TASK BRIEF: Images must not appear in your copy; reproduce every other part of the records exactly.

-- START OF DATA TO USE --

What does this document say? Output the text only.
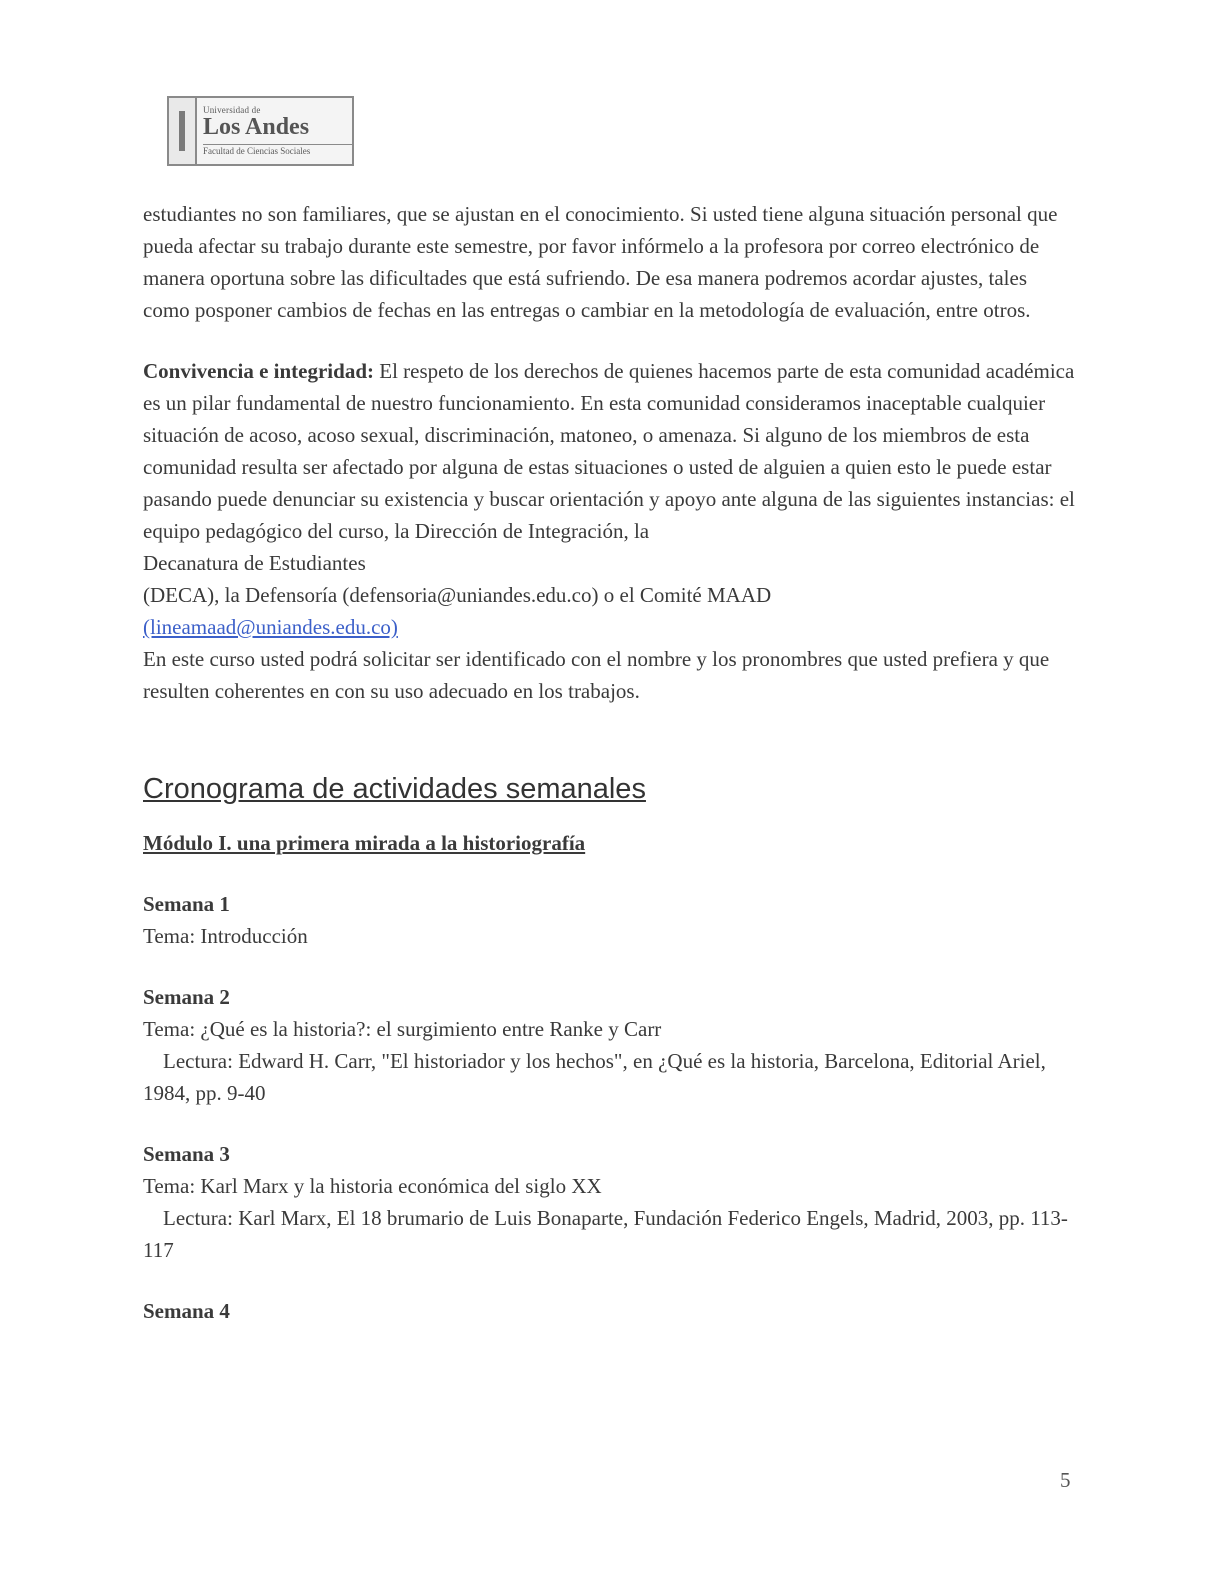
Universidad de
Los Andes
Facultad de Ciencias Sociales

estudiantes no son familiares, que se ajustan en el conocimiento. Si usted tiene alguna situación personal que pueda afectar su trabajo durante este semestre, por favor infórmelo a la profesora por correo electrónico de manera oportuna sobre las dificultades que está sufriendo. De esa manera podremos acordar ajustes, tales como posponer cambios de fechas en las entregas o cambiar en la metodología de evaluación, entre otros.

Convivencia e integridad: El respeto de los derechos de quienes hacemos parte de esta comunidad académica es un pilar fundamental de nuestro funcionamiento. En esta comunidad consideramos inaceptable cualquier situación de acoso, acoso sexual, discriminación, matoneo, o amenaza. Si alguno de los miembros de esta comunidad resulta ser afectado por alguna de estas situaciones o usted de alguien a quien esto le puede estar pasando puede denunciar su existencia y buscar orientación y apoyo ante alguna de las siguientes instancias: el equipo pedagógico del curso, la Dirección de Integración, la

Decanatura de Estudiantes

(DECA), la Defensoría (defensoria@uniandes.edu.co) o el Comité MAAD

(lineamaad@uniandes.edu.co)

En este curso usted podrá solicitar ser identificado con el nombre y los pronombres que usted prefiera y que resulten coherentes en con su uso adecuado en los trabajos.

Cronograma de actividades semanales

Módulo I. una primera mirada a la historiografía

Semana 1

Tema: Introducción

Semana 2

Tema: ¿Qué es la historia?: el surgimiento entre Ranke y Carr

Lectura: Edward H. Carr, "El historiador y los hechos", en ¿Qué es la historia, Barcelona, Editorial Ariel, 1984, pp. 9-40

Semana 3

Tema: Karl Marx y la historia económica del siglo XX

Lectura: Karl Marx, El 18 brumario de Luis Bonaparte, Fundación Federico Engels, Madrid, 2003, pp. 113-117

Semana 4

5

-- END OF DATA TO USE --

OUTPUT OF THE EXERCISE:
What does this document say? Output the text only.
Universidad de
Los Andes
Facultad de Ciencias Sociales

estudiantes no son familiares, que se ajustan en el conocimiento. Si usted tiene alguna situación personal que pueda afectar su trabajo durante este semestre, por favor infórmelo a la profesora por correo electrónico de manera oportuna sobre las dificultades que está sufriendo. De esa manera podremos acordar ajustes, tales como posponer cambios de fechas en las entregas o cambiar en la metodología de evaluación, entre otros.

Convivencia e integridad: El respeto de los derechos de quienes hacemos parte de esta comunidad académica es un pilar fundamental de nuestro funcionamiento. En esta comunidad consideramos inaceptable cualquier situación de acoso, acoso sexual, discriminación, matoneo, o amenaza. Si alguno de los miembros de esta comunidad resulta ser afectado por alguna de estas situaciones o usted de alguien a quien esto le puede estar pasando puede denunciar su existencia y buscar orientación y apoyo ante alguna de las siguientes instancias: el equipo pedagógico del curso, la Dirección de Integración, la

Decanatura de Estudiantes

(DECA), la Defensoría (defensoria@uniandes.edu.co) o el Comité MAAD

(lineamaad@uniandes.edu.co)

En este curso usted podrá solicitar ser identificado con el nombre y los pronombres que usted prefiera y que resulten coherentes en con su uso adecuado en los trabajos.

Cronograma de actividades semanales

Módulo I. una primera mirada a la historiografía

Semana 1

Tema: Introducción

Semana 2

Tema: ¿Qué es la historia?: el surgimiento entre Ranke y Carr

Lectura: Edward H. Carr, "El historiador y los hechos", en ¿Qué es la historia, Barcelona, Editorial Ariel, 1984, pp. 9-40

Semana 3

Tema: Karl Marx y la historia económica del siglo XX

Lectura: Karl Marx, El 18 brumario de Luis Bonaparte, Fundación Federico Engels, Madrid, 2003, pp. 113-117

Semana 4

5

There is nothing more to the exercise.